Extracted data –
+++++

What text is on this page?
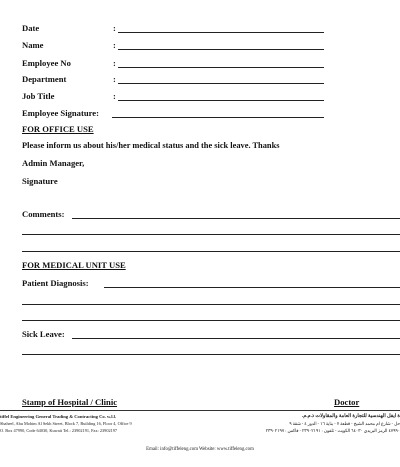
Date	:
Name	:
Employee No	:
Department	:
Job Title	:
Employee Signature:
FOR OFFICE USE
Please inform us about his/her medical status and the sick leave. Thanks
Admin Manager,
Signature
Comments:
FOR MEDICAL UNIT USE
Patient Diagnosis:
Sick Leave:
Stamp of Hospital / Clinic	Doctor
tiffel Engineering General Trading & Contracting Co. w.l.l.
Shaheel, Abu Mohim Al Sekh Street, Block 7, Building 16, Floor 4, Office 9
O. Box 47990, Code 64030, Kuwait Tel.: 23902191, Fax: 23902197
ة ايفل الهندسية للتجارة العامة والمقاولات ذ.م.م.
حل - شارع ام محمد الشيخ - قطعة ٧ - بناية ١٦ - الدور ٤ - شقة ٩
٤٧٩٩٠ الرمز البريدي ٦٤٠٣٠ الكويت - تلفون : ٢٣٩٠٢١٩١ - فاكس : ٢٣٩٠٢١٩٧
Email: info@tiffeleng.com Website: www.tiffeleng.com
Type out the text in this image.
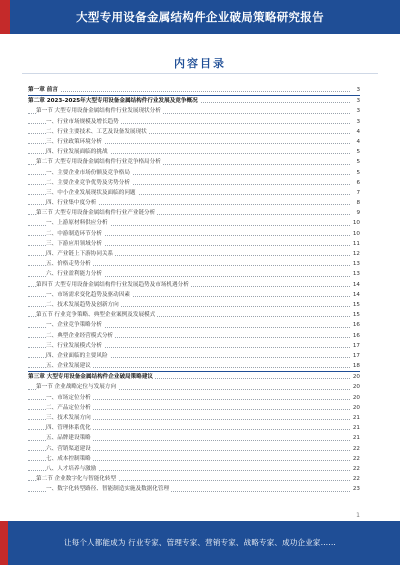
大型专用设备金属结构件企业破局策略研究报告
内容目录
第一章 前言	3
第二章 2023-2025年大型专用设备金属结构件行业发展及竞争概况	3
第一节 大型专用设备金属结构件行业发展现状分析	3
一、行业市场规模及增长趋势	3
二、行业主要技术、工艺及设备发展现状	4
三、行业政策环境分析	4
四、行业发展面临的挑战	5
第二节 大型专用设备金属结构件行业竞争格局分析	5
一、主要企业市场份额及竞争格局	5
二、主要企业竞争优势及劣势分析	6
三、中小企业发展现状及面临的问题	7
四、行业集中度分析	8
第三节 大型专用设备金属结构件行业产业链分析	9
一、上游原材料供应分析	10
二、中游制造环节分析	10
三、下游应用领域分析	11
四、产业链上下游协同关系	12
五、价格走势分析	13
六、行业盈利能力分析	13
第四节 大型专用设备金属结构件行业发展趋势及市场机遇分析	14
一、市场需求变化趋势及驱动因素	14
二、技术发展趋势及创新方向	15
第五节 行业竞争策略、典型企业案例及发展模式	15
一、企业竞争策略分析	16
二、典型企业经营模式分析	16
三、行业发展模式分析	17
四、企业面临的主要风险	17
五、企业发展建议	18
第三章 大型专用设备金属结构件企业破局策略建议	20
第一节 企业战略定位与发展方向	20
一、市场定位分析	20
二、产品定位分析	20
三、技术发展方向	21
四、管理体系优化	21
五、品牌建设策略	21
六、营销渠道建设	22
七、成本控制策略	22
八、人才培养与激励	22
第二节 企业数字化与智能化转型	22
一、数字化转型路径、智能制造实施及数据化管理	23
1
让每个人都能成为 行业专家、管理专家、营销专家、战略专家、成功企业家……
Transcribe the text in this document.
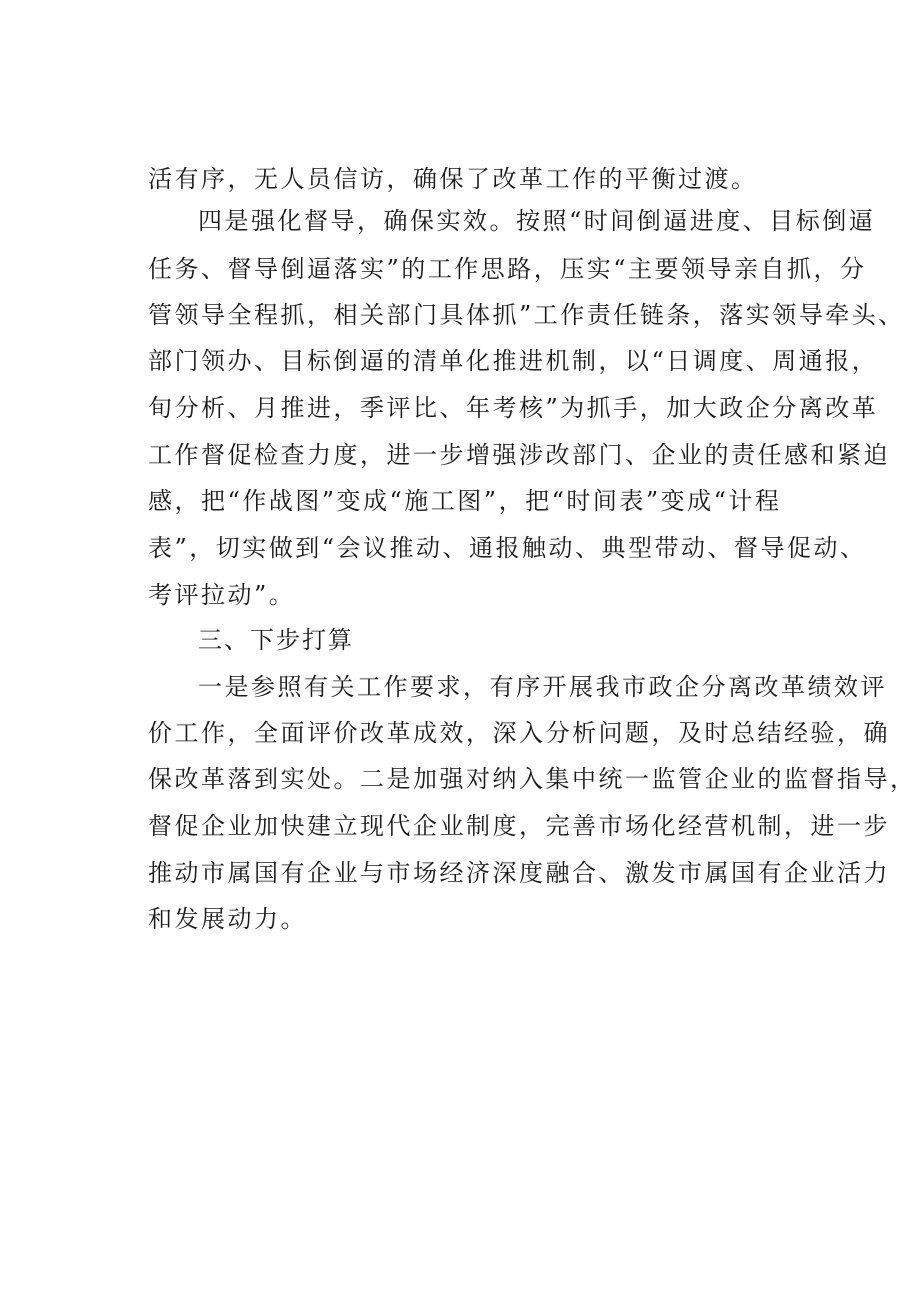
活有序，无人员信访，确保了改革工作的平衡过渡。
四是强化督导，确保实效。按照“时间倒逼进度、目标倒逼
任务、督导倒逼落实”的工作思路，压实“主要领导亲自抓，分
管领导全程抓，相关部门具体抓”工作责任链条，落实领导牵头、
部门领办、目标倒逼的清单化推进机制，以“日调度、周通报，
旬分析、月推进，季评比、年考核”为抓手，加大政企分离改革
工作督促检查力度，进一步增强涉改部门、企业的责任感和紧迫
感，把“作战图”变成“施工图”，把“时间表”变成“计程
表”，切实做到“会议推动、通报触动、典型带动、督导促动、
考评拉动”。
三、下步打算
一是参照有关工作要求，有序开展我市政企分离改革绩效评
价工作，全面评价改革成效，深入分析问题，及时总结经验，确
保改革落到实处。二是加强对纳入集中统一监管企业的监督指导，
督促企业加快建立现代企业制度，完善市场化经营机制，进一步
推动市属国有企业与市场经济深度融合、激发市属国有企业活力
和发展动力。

+++++

The problem –
Print each of the records above exactly as written, leaving no picture in the copy.

Result –
What text is on this page?
Date	:
Name	:
Employee No	:
Department	:
Job Title	:
Employee Signature:
FOR OFFICE USE
Please inform us about his/her medical status and the sick leave. Thanks
Admin Manager,
Signature
Comments:
FOR MEDICAL UNIT USE
Patient Diagnosis:
Sick Leave:
Stamp of Hospital / Clinic	Doctor
tiffel Engineering General Trading & Contracting Co. w.l.l.
Shaheel, Abu Mohim Al Sekh Street, Block 7, Building 16, Floor 4, Office 9
O. Box 47990, Code 64030, Kuwait Tel.: 23902191, Fax: 23902197
ة ايفل الهندسية للتجارة العامة والمقاولات ذ.م.م.
حل - شارع ام محمد الشيخ - قطعة ٧ - بناية ١٦ - الدور ٤ - شقة ٩
٤٧٩٩٠ الرمز البريدي ٦٤٠٣٠ الكويت - تلفون : ٢٣٩٠٢١٩١ - فاكس : ٢٣٩٠٢١٩٧
Email: info@tiffeleng.com Website: www.tiffeleng.com
Type out the text in this image.
大型专用设备金属结构件企业破局策略研究报告
内容目录
第一章 前言	3
第二章 2023-2025年大型专用设备金属结构件行业发展及竞争概况	3
第一节 大型专用设备金属结构件行业发展现状分析	3
一、行业市场规模及增长趋势	3
二、行业主要技术、工艺及设备发展现状	4
三、行业政策环境分析	4
四、行业发展面临的挑战	5
第二节 大型专用设备金属结构件行业竞争格局分析	5
一、主要企业市场份额及竞争格局	5
二、主要企业竞争优势及劣势分析	6
三、中小企业发展现状及面临的问题	7
四、行业集中度分析	8
第三节 大型专用设备金属结构件行业产业链分析	9
一、上游原材料供应分析	10
二、中游制造环节分析	10
三、下游应用领域分析	11
四、产业链上下游协同关系	12
五、价格走势分析	13
六、行业盈利能力分析	13
第四节 大型专用设备金属结构件行业发展趋势及市场机遇分析	14
一、市场需求变化趋势及驱动因素	14
二、技术发展趋势及创新方向	15
第五节 行业竞争策略、典型企业案例及发展模式	15
一、企业竞争策略分析	16
二、典型企业经营模式分析	16
三、行业发展模式分析	17
四、企业面临的主要风险	17
五、企业发展建议	18
第三章 大型专用设备金属结构件企业破局策略建议	20
第一节 企业战略定位与发展方向	20
一、市场定位分析	20
二、产品定位分析	20
三、技术发展方向	21
四、管理体系优化	21
五、品牌建设策略	21
六、营销渠道建设	22
七、成本控制策略	22
八、人才培养与激励	22
第二节 企业数字化与智能化转型	22
一、数字化转型路径、智能制造实施及数据化管理	23
1
让每个人都能成为 行业专家、管理专家、营销专家、战略专家、成功企业家……
Transcribe the text in this document.
活有序，无人员信访，确保了改革工作的平衡过渡。
四是强化督导，确保实效。按照“时间倒逼进度、目标倒逼
任务、督导倒逼落实”的工作思路，压实“主要领导亲自抓，分
管领导全程抓，相关部门具体抓”工作责任链条，落实领导牵头、
部门领办、目标倒逼的清单化推进机制，以“日调度、周通报，
旬分析、月推进，季评比、年考核”为抓手，加大政企分离改革
工作督促检查力度，进一步增强涉改部门、企业的责任感和紧迫
感，把“作战图”变成“施工图”，把“时间表”变成“计程
表”，切实做到“会议推动、通报触动、典型带动、督导促动、
考评拉动”。
三、下步打算
一是参照有关工作要求，有序开展我市政企分离改革绩效评
价工作，全面评价改革成效，深入分析问题，及时总结经验，确
保改革落到实处。二是加强对纳入集中统一监管企业的监督指导，
督促企业加快建立现代企业制度，完善市场化经营机制，进一步
推动市属国有企业与市场经济深度融合、激发市属国有企业活力
和发展动力。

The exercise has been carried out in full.